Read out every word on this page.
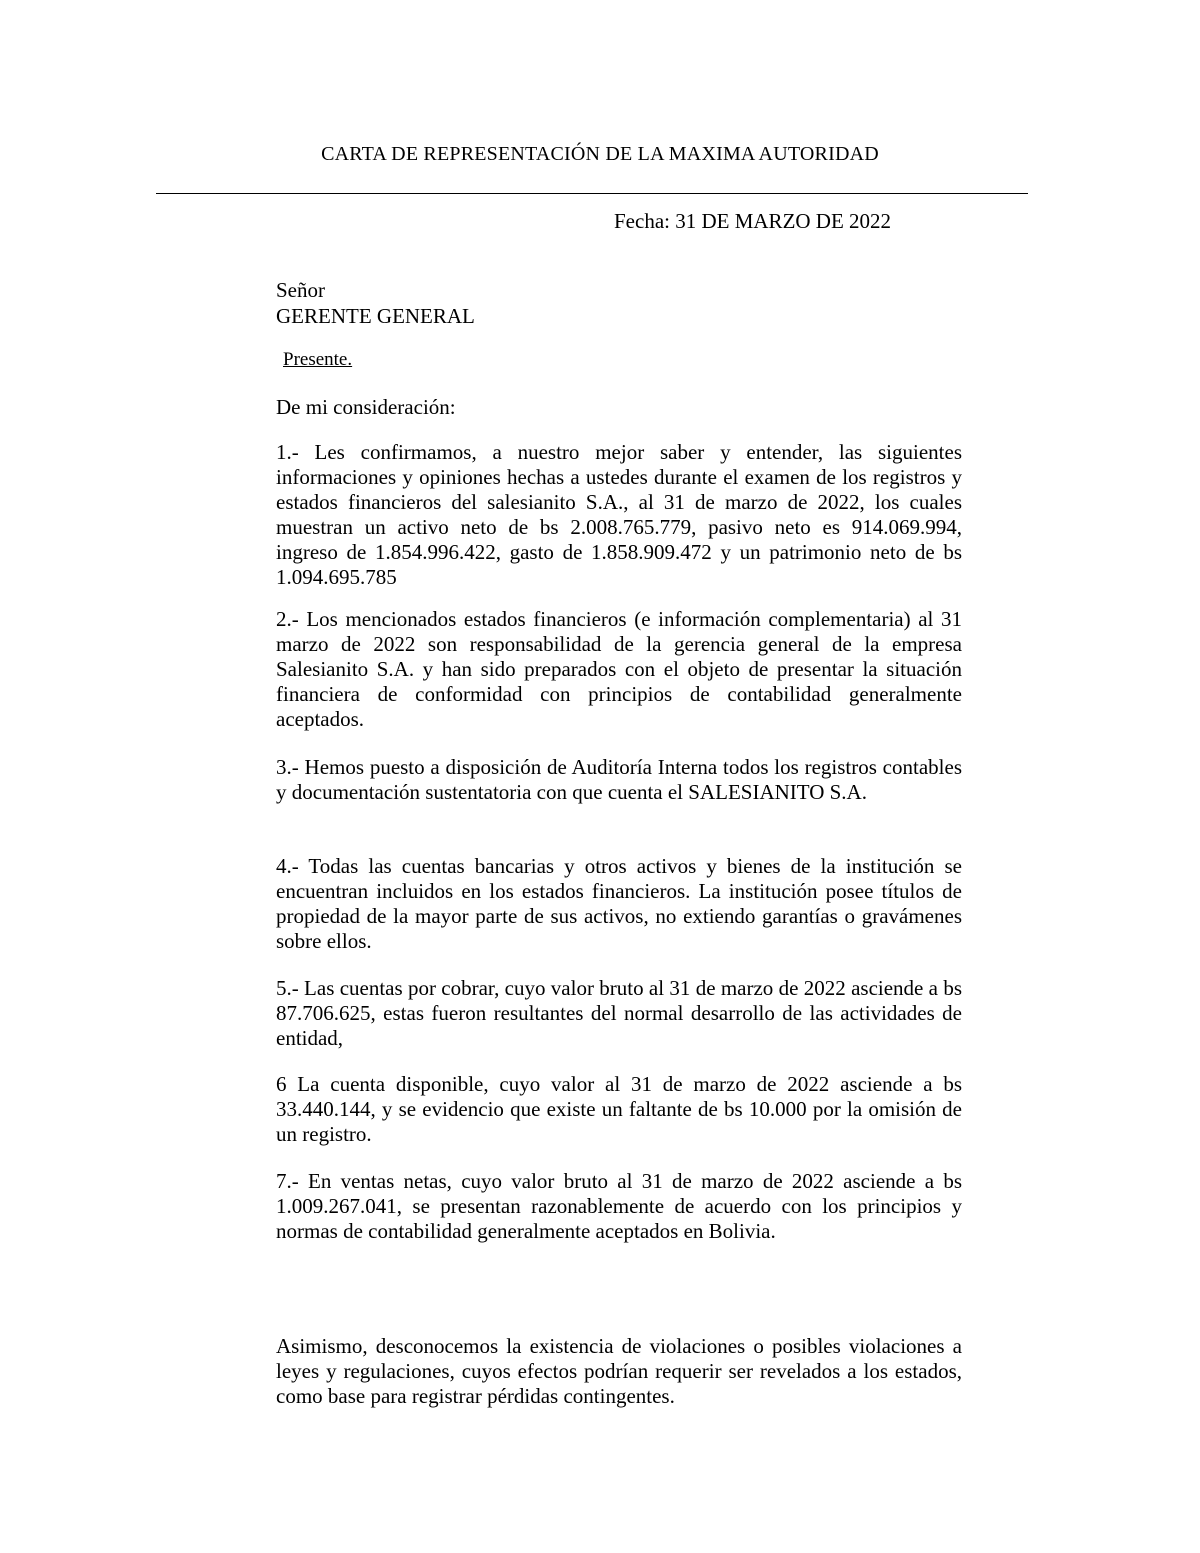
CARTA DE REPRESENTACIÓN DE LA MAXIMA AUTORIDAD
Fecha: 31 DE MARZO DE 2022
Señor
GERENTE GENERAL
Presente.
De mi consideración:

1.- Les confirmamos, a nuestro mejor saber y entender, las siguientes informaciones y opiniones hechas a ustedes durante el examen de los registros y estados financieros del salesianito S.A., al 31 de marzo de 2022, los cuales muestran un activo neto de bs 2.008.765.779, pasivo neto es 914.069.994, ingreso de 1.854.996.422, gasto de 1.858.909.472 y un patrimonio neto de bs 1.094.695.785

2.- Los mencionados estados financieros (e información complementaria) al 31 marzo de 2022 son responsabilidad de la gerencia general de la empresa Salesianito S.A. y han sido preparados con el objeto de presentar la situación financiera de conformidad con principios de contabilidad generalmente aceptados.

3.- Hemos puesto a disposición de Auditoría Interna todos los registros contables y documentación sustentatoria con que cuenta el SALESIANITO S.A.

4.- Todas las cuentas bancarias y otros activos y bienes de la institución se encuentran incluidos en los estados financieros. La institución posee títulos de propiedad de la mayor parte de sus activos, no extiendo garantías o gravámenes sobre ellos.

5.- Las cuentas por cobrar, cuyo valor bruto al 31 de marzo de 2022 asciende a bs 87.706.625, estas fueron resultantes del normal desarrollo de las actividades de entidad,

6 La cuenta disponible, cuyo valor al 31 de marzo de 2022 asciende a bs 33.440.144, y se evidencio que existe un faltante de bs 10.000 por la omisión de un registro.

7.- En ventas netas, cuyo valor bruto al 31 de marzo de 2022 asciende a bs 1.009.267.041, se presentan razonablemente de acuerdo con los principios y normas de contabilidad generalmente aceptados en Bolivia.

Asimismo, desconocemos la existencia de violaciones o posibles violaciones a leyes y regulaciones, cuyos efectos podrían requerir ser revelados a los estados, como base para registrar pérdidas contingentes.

---

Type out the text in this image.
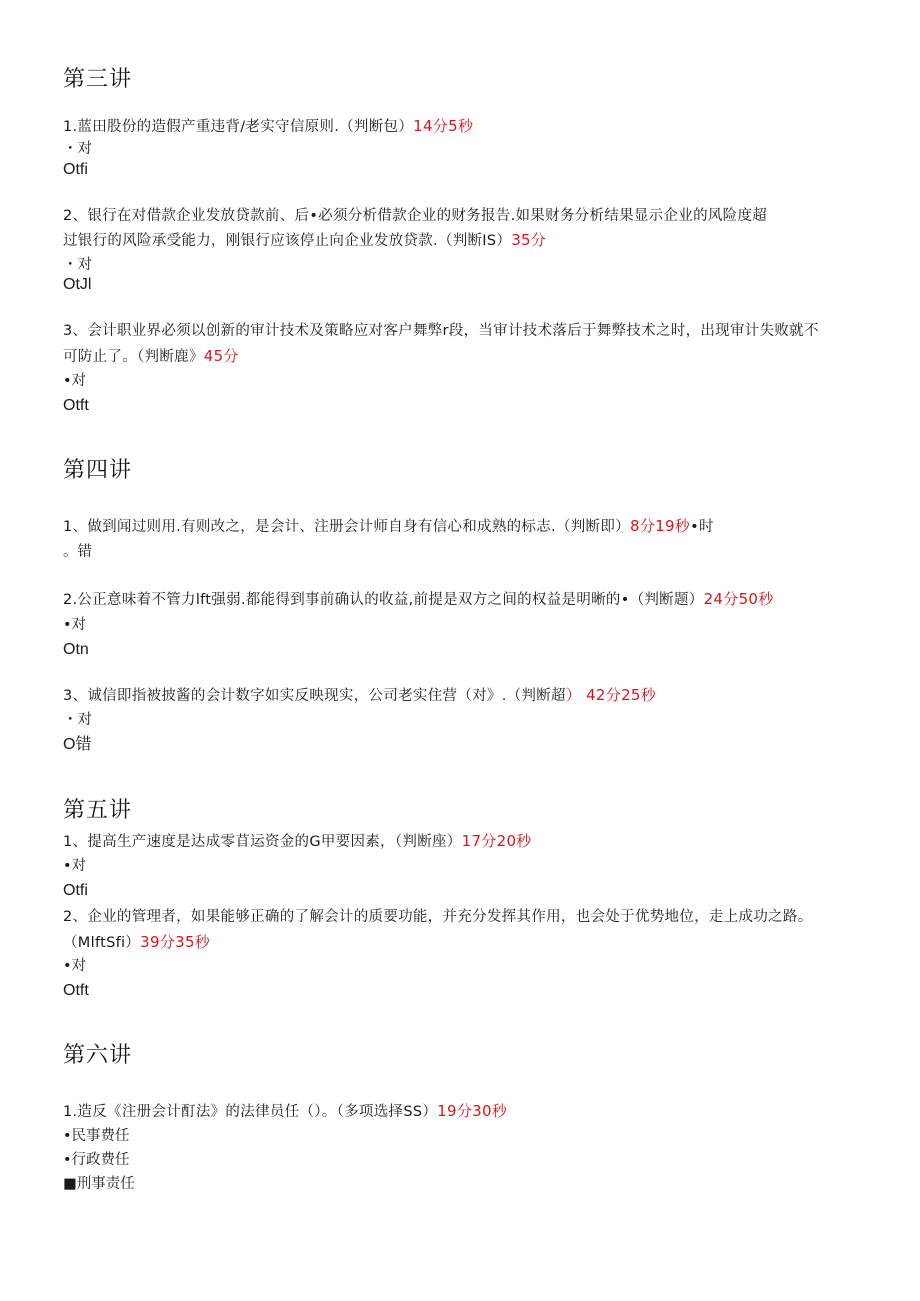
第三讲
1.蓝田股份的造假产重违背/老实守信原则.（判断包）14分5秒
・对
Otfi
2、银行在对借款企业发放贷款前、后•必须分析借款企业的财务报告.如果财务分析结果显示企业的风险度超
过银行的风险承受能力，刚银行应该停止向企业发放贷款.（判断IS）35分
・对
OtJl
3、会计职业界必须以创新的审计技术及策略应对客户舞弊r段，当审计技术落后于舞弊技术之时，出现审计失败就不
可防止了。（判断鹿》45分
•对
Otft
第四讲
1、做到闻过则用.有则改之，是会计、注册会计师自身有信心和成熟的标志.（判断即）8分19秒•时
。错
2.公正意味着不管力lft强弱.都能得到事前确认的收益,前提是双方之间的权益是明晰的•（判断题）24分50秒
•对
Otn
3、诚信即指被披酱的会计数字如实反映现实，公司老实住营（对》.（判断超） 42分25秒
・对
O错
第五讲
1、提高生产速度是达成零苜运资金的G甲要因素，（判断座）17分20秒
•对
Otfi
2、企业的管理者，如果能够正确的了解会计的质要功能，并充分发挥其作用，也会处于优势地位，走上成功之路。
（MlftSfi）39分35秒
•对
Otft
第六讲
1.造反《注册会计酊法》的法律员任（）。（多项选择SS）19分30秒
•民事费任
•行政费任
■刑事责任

_To be done:_ Tally how many lines of the material contain the word "aceptados". The answer must be the number and nothing else.

_Answer to this exercise:_ 2